=== Prompt ===
All lines below containing the string "activity" are to be copied.

++++ Source records

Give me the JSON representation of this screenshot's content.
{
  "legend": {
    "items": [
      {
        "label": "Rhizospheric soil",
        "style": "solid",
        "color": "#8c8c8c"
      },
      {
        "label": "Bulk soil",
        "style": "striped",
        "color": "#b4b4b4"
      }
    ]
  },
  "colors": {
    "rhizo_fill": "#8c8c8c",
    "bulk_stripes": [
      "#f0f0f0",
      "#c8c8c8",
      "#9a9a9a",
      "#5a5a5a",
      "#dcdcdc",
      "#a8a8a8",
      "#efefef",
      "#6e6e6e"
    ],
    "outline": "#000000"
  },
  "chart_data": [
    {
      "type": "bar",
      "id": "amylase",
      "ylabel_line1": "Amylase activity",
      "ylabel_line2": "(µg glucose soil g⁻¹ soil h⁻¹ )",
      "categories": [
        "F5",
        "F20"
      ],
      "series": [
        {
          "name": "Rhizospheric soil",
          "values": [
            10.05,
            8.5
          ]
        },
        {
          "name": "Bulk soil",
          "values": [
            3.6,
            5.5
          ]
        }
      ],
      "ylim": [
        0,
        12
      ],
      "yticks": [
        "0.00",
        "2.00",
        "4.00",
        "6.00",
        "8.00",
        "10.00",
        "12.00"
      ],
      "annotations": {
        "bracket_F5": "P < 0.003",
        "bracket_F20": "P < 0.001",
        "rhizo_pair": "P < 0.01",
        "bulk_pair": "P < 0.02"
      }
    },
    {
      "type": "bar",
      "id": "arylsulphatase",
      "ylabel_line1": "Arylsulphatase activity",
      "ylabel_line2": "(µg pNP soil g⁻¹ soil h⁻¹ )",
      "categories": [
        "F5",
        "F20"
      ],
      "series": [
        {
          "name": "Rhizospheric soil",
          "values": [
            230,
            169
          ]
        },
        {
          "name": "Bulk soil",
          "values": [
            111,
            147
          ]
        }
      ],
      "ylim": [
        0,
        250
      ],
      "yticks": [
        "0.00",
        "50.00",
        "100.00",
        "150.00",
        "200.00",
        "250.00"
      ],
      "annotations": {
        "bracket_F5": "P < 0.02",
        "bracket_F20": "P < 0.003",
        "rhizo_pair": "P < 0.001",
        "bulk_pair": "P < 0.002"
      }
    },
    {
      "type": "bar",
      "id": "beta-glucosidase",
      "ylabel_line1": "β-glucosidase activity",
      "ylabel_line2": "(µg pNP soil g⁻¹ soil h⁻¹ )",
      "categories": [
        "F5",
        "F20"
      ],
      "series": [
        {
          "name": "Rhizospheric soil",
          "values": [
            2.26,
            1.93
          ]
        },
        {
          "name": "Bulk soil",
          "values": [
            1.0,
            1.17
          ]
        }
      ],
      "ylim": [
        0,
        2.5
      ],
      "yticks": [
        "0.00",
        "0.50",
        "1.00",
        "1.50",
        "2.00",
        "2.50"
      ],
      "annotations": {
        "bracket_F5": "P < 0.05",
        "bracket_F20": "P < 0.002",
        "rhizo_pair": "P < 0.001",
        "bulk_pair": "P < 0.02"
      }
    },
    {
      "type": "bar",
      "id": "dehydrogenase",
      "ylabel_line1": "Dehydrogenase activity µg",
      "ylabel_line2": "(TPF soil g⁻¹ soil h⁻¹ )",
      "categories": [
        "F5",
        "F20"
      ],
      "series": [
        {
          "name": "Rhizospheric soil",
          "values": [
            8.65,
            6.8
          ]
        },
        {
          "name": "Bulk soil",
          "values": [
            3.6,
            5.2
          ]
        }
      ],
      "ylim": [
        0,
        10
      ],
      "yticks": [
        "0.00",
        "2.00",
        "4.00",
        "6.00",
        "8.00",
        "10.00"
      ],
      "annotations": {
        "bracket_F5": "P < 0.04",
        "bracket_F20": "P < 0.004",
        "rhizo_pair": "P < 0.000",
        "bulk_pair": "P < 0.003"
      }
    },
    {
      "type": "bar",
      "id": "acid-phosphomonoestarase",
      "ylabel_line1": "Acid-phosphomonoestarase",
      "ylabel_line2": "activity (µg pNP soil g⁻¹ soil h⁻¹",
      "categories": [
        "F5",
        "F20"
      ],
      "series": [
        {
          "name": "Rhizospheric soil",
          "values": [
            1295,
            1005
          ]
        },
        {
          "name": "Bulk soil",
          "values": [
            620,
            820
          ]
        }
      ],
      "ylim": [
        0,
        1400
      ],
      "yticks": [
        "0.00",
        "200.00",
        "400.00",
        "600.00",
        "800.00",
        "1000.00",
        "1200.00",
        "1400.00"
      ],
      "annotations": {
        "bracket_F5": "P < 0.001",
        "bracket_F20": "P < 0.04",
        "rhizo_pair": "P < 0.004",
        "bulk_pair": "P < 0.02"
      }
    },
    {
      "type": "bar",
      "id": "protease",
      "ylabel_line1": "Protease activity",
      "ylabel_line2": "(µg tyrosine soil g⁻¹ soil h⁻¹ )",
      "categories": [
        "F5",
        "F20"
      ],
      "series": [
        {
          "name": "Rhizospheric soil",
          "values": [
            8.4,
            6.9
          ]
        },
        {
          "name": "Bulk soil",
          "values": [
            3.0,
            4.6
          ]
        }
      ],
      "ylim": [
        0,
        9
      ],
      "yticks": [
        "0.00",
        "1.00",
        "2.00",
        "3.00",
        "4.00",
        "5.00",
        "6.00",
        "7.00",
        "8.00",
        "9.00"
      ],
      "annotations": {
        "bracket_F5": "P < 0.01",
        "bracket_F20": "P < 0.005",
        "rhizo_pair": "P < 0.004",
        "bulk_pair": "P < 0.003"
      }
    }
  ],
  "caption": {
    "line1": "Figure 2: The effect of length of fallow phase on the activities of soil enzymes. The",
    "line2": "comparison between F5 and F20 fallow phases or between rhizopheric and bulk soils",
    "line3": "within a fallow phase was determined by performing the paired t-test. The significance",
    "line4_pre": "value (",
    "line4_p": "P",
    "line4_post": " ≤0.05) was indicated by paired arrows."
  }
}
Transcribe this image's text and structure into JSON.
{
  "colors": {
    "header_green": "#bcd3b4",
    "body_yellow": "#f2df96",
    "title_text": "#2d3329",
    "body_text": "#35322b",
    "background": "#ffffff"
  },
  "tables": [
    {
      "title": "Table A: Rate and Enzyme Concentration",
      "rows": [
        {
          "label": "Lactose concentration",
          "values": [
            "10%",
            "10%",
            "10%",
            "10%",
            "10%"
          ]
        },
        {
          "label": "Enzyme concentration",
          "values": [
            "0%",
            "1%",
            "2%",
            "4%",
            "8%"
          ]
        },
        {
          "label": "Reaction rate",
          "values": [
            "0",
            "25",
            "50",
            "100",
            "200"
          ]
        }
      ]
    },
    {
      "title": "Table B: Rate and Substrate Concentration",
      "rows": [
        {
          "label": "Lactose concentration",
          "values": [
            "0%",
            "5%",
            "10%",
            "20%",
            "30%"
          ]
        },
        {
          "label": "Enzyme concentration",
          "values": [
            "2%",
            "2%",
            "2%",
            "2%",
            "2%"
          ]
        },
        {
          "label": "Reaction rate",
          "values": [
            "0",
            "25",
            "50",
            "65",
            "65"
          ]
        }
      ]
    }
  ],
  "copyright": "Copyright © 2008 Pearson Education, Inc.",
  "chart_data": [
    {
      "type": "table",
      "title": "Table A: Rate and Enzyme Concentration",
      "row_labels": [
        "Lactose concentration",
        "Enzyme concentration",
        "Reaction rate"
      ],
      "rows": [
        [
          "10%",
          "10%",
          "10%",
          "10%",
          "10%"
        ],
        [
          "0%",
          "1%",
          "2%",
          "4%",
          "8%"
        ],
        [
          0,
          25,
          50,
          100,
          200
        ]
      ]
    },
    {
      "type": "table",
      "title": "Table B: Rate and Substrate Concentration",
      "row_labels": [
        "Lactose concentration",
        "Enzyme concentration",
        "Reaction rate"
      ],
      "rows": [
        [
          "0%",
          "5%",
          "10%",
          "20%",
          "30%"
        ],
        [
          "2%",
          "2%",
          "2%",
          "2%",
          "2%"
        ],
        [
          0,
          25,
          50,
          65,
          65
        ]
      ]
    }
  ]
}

++++++++

=== Written answer ===
      "ylabel_line1": "Amylase activity",
      "ylabel_line1": "Arylsulphatase activity",
      "ylabel_line1": "β-glucosidase activity",
      "ylabel_line1": "Dehydrogenase activity µg",
      "ylabel_line2": "activity (µg pNP soil g⁻¹ soil h⁻¹",
      "ylabel_line1": "Protease activity",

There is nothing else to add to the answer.